WHAT YOU WILL DO. Quote the listing in full, exactly as given, minus any pictures.

DATASET CONTENT.
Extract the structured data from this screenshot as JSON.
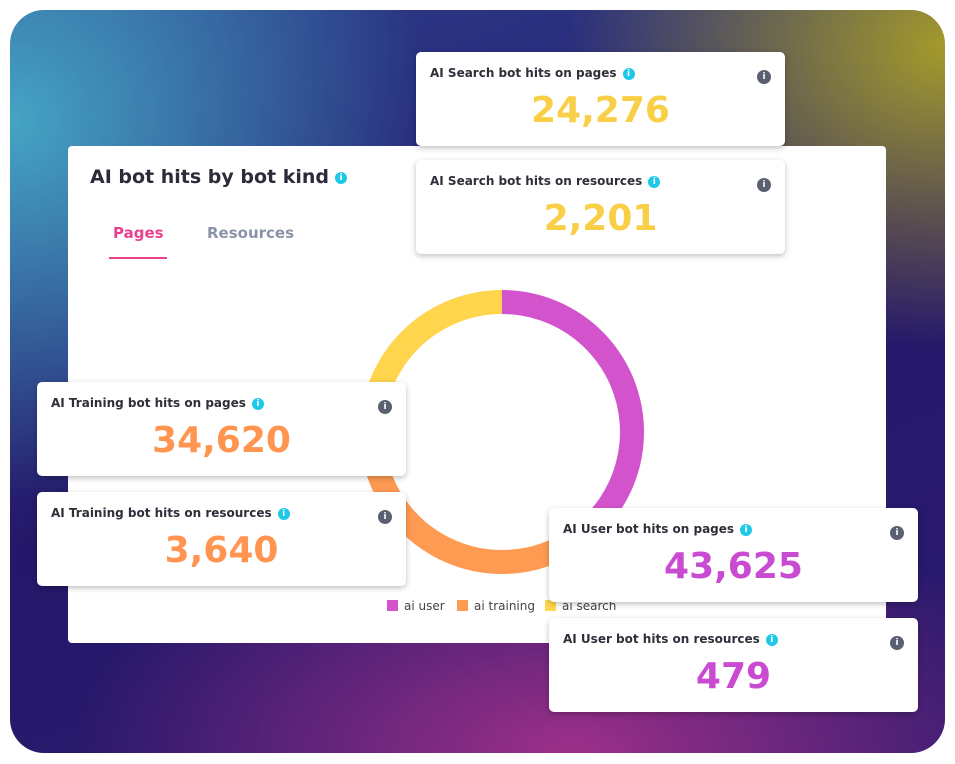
{
  "chart_data": {
    "type": "donut",
    "title": "AI bot hits by bot kind",
    "tabs": [
      "Pages",
      "Resources"
    ],
    "categories": [
      "ai user",
      "ai training",
      "ai search"
    ],
    "values": [
      43625,
      34620,
      24276
    ],
    "colors": [
      "#d253cc",
      "#ff9a52",
      "#ffd54d"
    ]
  },
  "cards": [
    {
      "title": "AI Search bot hits on pages",
      "value": "24,276",
      "color": "#f8cf47"
    },
    {
      "title": "AI Search bot hits on resources",
      "value": "2,201",
      "color": "#f8cf47"
    },
    {
      "title": "AI Training bot hits on pages",
      "value": "34,620",
      "color": "#ff9550"
    },
    {
      "title": "AI Training bot hits on resources",
      "value": "3,640",
      "color": "#ff9550"
    },
    {
      "title": "AI User bot hits on pages",
      "value": "43,625",
      "color": "#c94bd2"
    },
    {
      "title": "AI User bot hits on resources",
      "value": "479",
      "color": "#c94bd2"
    }
  ]
}
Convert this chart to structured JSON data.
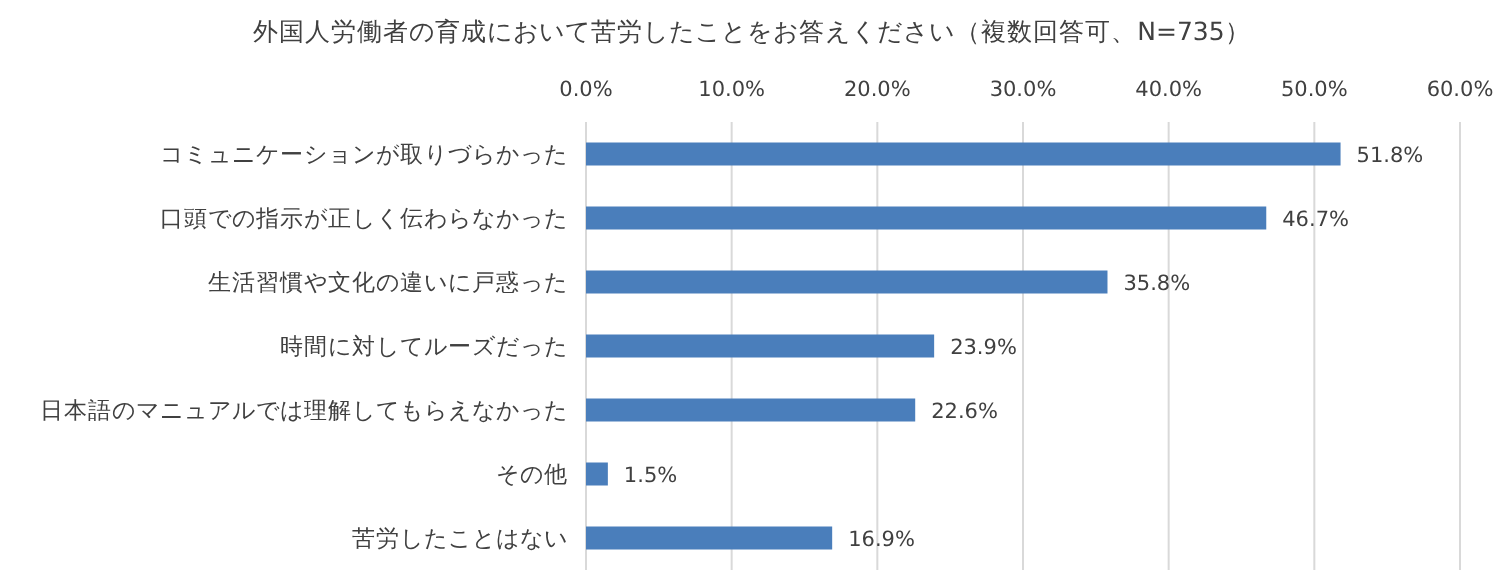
{
  "chart_data": {
    "type": "bar",
    "orientation": "horizontal",
    "title": "外国人労働者の育成において苦労したことをお答えください（複数回答可、N=735）",
    "categories": [
      "コミュニケーションが取りづらかった",
      "口頭での指示が正しく伝わらなかった",
      "生活習慣や文化の違いに戸惑った",
      "時間に対してルーズだった",
      "日本語のマニュアルでは理解してもらえなかった",
      "その他",
      "苦労したことはない"
    ],
    "values": [
      51.8,
      46.7,
      35.8,
      23.9,
      22.6,
      1.5,
      16.9
    ],
    "value_labels": [
      "51.8%",
      "46.7%",
      "35.8%",
      "23.9%",
      "22.6%",
      "1.5%",
      "16.9%"
    ],
    "color": "#4a7ebb",
    "xlim": [
      0,
      60
    ],
    "xticks": [
      {
        "value": 0,
        "label": "0.0%"
      },
      {
        "value": 10,
        "label": "10.0%"
      },
      {
        "value": 20,
        "label": "20.0%"
      },
      {
        "value": 30,
        "label": "30.0%"
      },
      {
        "value": 40,
        "label": "40.0%"
      },
      {
        "value": 50,
        "label": "50.0%"
      },
      {
        "value": 60,
        "label": "60.0%"
      }
    ],
    "grid": "x"
  }
}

CORRECT ANSWER.
Extract the structured data from this screenshot as JSON.
{
  "chart_data": {
    "type": "donut",
    "title": "AI bot hits by bot kind",
    "tabs": [
      "Pages",
      "Resources"
    ],
    "categories": [
      "ai user",
      "ai training",
      "ai search"
    ],
    "values": [
      43625,
      34620,
      24276
    ],
    "colors": [
      "#d253cc",
      "#ff9a52",
      "#ffd54d"
    ]
  },
  "cards": [
    {
      "title": "AI Search bot hits on pages",
      "value": "24,276",
      "color": "#f8cf47"
    },
    {
      "title": "AI Search bot hits on resources",
      "value": "2,201",
      "color": "#f8cf47"
    },
    {
      "title": "AI Training bot hits on pages",
      "value": "34,620",
      "color": "#ff9550"
    },
    {
      "title": "AI Training bot hits on resources",
      "value": "3,640",
      "color": "#ff9550"
    },
    {
      "title": "AI User bot hits on pages",
      "value": "43,625",
      "color": "#c94bd2"
    },
    {
      "title": "AI User bot hits on resources",
      "value": "479",
      "color": "#c94bd2"
    }
  ]
}
Convert this chart to structured JSON data.
{
  "chart_data": {
    "type": "bar",
    "orientation": "horizontal",
    "title": "外国人労働者の育成において苦労したことをお答えください（複数回答可、N=735）",
    "categories": [
      "コミュニケーションが取りづらかった",
      "口頭での指示が正しく伝わらなかった",
      "生活習慣や文化の違いに戸惑った",
      "時間に対してルーズだった",
      "日本語のマニュアルでは理解してもらえなかった",
      "その他",
      "苦労したことはない"
    ],
    "values": [
      51.8,
      46.7,
      35.8,
      23.9,
      22.6,
      1.5,
      16.9
    ],
    "value_labels": [
      "51.8%",
      "46.7%",
      "35.8%",
      "23.9%",
      "22.6%",
      "1.5%",
      "16.9%"
    ],
    "color": "#4a7ebb",
    "xlim": [
      0,
      60
    ],
    "xticks": [
      {
        "value": 0,
        "label": "0.0%"
      },
      {
        "value": 10,
        "label": "10.0%"
      },
      {
        "value": 20,
        "label": "20.0%"
      },
      {
        "value": 30,
        "label": "30.0%"
      },
      {
        "value": 40,
        "label": "40.0%"
      },
      {
        "value": 50,
        "label": "50.0%"
      },
      {
        "value": 60,
        "label": "60.0%"
      }
    ],
    "grid": "x"
  }
}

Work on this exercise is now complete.